◆ PROBLEM DETAILS
Count the lines below that contain the word "content" and give only the number.

Collected data
━━━━━━━━━━━━━━━━━━━━
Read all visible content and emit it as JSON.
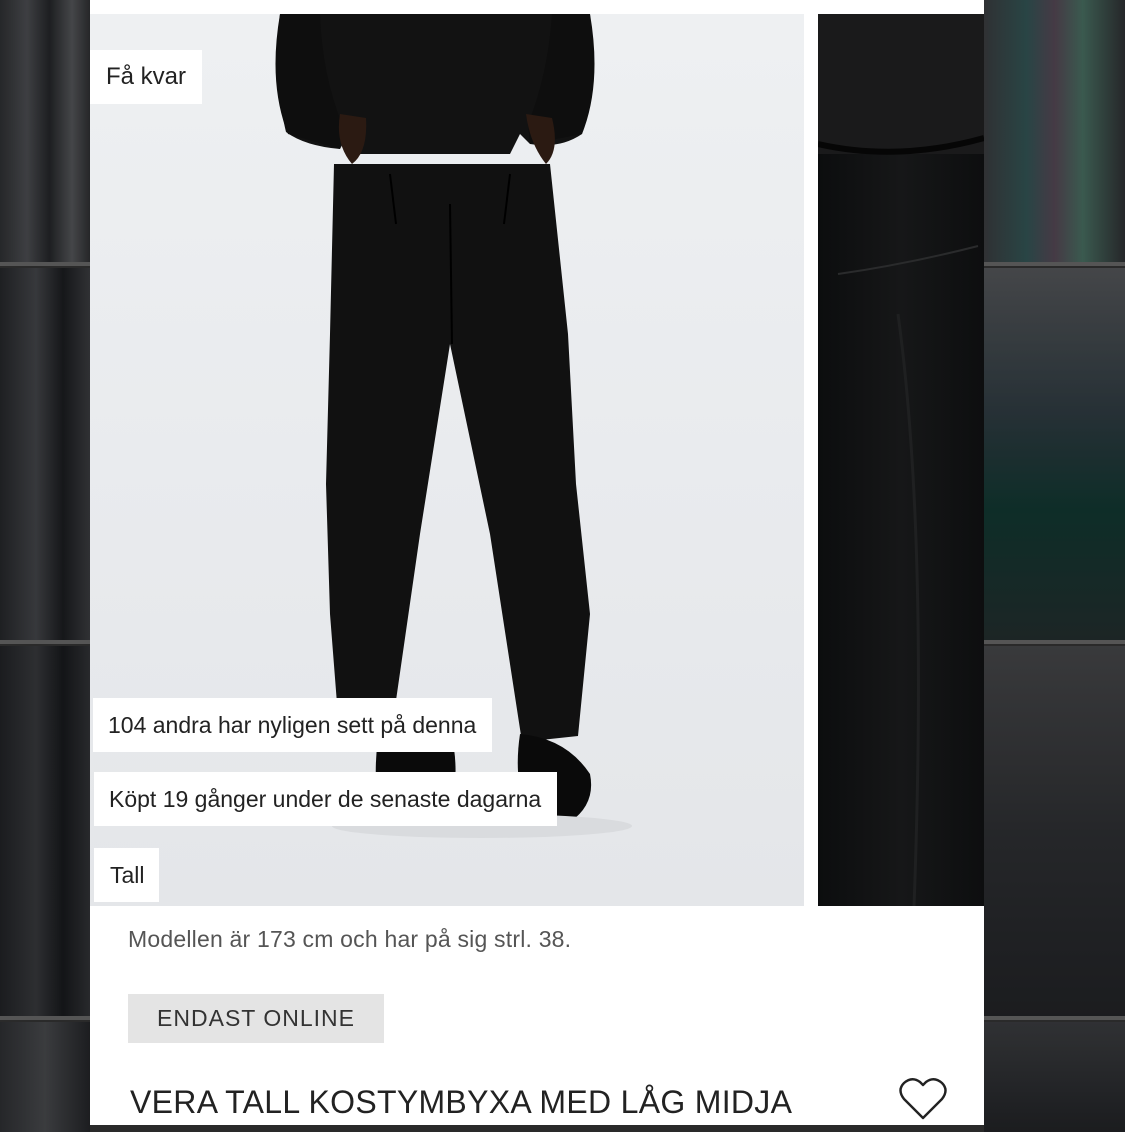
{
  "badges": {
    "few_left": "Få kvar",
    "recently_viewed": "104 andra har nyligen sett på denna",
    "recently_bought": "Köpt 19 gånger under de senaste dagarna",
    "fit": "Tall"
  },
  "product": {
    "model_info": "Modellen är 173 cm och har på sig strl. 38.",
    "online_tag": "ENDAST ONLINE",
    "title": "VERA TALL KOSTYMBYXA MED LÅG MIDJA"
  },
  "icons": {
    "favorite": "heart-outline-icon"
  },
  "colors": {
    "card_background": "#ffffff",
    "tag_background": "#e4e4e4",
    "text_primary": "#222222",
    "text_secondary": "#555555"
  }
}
━━━━━━━━━━━━━━━━━━━━
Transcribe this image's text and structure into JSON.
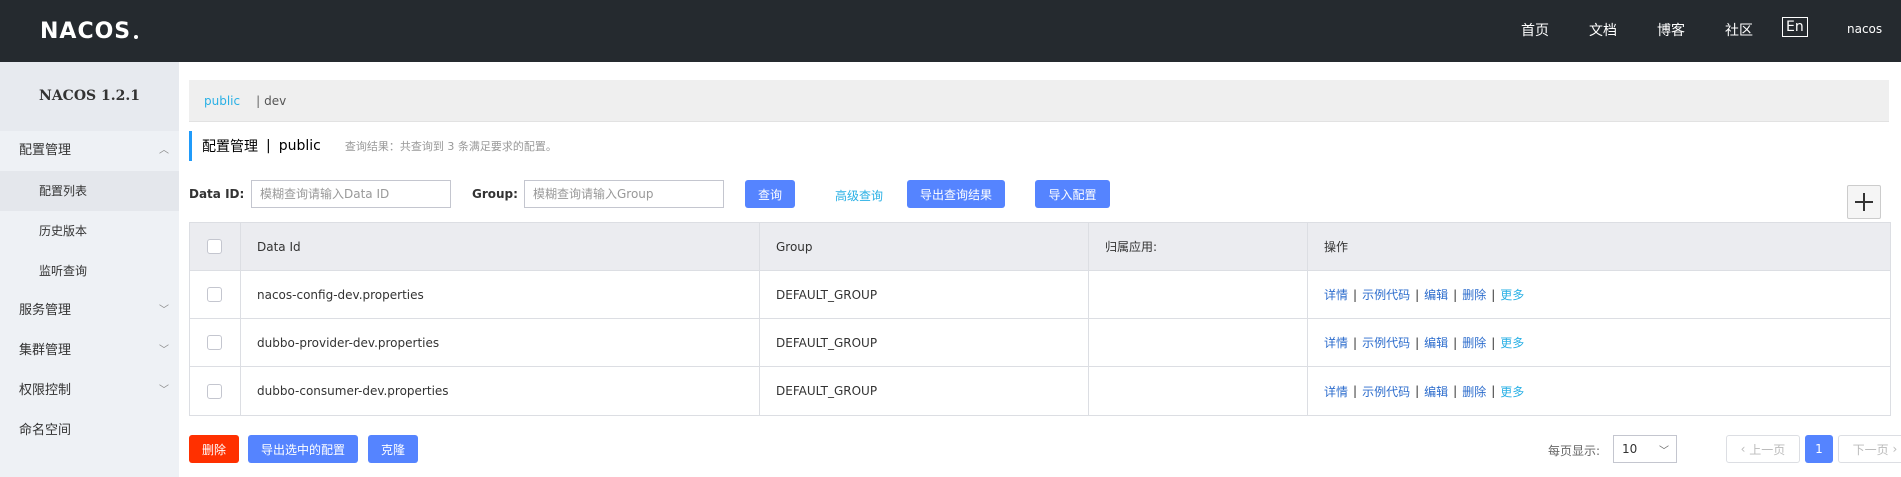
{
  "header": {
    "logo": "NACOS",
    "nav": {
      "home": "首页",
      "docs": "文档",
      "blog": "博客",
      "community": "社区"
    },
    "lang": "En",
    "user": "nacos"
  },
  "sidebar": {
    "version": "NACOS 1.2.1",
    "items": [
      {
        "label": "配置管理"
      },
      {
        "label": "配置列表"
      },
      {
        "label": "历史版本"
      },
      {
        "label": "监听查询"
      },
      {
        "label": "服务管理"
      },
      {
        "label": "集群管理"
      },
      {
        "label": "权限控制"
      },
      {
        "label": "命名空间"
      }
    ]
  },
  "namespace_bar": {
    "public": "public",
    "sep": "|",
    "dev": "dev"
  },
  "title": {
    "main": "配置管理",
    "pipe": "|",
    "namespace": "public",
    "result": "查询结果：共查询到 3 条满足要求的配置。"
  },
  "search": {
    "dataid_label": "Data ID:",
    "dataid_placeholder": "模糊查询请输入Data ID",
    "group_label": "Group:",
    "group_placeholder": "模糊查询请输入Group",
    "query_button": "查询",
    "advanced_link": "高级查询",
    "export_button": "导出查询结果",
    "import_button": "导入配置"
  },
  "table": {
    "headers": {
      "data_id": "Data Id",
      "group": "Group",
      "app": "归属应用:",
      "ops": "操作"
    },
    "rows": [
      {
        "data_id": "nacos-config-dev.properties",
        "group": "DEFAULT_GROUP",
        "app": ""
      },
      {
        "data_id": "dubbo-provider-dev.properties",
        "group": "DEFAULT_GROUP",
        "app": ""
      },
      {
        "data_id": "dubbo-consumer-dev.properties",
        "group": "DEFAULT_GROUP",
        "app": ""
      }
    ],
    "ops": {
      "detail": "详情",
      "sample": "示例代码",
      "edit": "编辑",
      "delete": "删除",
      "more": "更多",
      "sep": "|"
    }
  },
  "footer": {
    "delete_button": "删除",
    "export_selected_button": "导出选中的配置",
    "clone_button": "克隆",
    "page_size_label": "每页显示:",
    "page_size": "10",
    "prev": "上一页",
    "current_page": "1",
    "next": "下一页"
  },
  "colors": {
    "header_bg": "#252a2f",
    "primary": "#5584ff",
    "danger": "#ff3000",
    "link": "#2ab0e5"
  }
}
━━━━━━━━━━━━━━━━━━━━
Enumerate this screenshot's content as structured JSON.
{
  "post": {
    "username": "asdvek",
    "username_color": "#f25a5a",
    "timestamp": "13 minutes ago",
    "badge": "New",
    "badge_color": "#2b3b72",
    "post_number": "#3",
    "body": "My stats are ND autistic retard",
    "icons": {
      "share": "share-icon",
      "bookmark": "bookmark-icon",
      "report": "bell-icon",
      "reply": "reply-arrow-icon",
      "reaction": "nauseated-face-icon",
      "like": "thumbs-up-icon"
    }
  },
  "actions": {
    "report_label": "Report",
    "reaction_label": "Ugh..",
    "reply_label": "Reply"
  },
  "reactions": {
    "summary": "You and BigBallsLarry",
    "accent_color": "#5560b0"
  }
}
━━━━━━━━━━━━━━━━━━━━
◆ EXERCISE SOLUTION
2